> **PROBLEM**
Copy the records below exactly, omitting any pictures they contain.

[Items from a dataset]
[BEGIN]

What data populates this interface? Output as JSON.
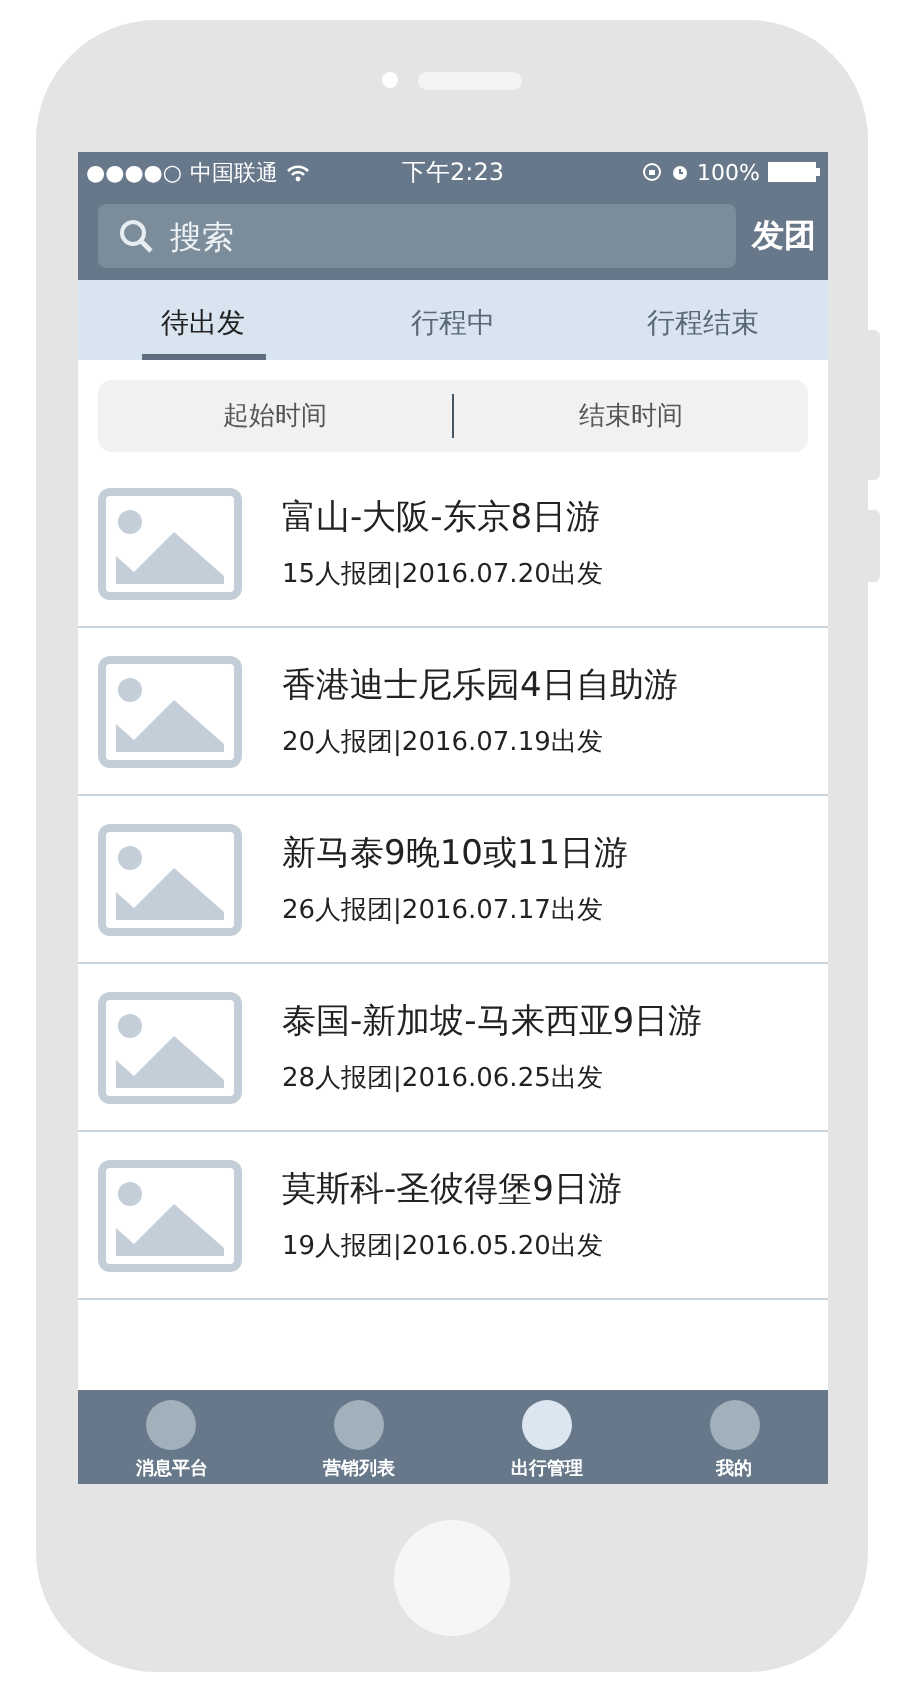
{
  "status_bar": {
    "signal": "●●●●○",
    "carrier": "中国联通",
    "time": "下午2:23",
    "battery": "100%"
  },
  "search": {
    "placeholder": "搜索",
    "action": "发团"
  },
  "tabs": [
    {
      "label": "待出发",
      "selected": true
    },
    {
      "label": "行程中",
      "selected": false
    },
    {
      "label": "行程结束",
      "selected": false
    }
  ],
  "filter": {
    "start": "起始时间",
    "end": "结束时间"
  },
  "trips": [
    {
      "title": "富山-大阪-东京8日游",
      "meta": "15人报团|2016.07.20出发"
    },
    {
      "title": "香港迪士尼乐园4日自助游",
      "meta": "20人报团|2016.07.19出发"
    },
    {
      "title": "新马泰9晚10或11日游",
      "meta": "26人报团|2016.07.17出发"
    },
    {
      "title": "泰国-新加坡-马来西亚9日游",
      "meta": "28人报团|2016.06.25出发"
    },
    {
      "title": "莫斯科-圣彼得堡9日游",
      "meta": "19人报团|2016.05.20出发"
    }
  ],
  "tab_bar": [
    {
      "label": "消息平台",
      "selected": false
    },
    {
      "label": "营销列表",
      "selected": false
    },
    {
      "label": "出行管理",
      "selected": true
    },
    {
      "label": "我的",
      "selected": false
    }
  ]
}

[END]

> **OUTPUT OF THE EXERCISE**
What data populates this interface? Output as JSON.
{
  "status_bar": {
    "signal": "●●●●○",
    "carrier": "中国联通",
    "time": "下午2:23",
    "battery": "100%"
  },
  "search": {
    "placeholder": "搜索",
    "action": "发团"
  },
  "tabs": [
    {
      "label": "待出发",
      "selected": true
    },
    {
      "label": "行程中",
      "selected": false
    },
    {
      "label": "行程结束",
      "selected": false
    }
  ],
  "filter": {
    "start": "起始时间",
    "end": "结束时间"
  },
  "trips": [
    {
      "title": "富山-大阪-东京8日游",
      "meta": "15人报团|2016.07.20出发"
    },
    {
      "title": "香港迪士尼乐园4日自助游",
      "meta": "20人报团|2016.07.19出发"
    },
    {
      "title": "新马泰9晚10或11日游",
      "meta": "26人报团|2016.07.17出发"
    },
    {
      "title": "泰国-新加坡-马来西亚9日游",
      "meta": "28人报团|2016.06.25出发"
    },
    {
      "title": "莫斯科-圣彼得堡9日游",
      "meta": "19人报团|2016.05.20出发"
    }
  ],
  "tab_bar": [
    {
      "label": "消息平台",
      "selected": false
    },
    {
      "label": "营销列表",
      "selected": false
    },
    {
      "label": "出行管理",
      "selected": true
    },
    {
      "label": "我的",
      "selected": false
    }
  ]
}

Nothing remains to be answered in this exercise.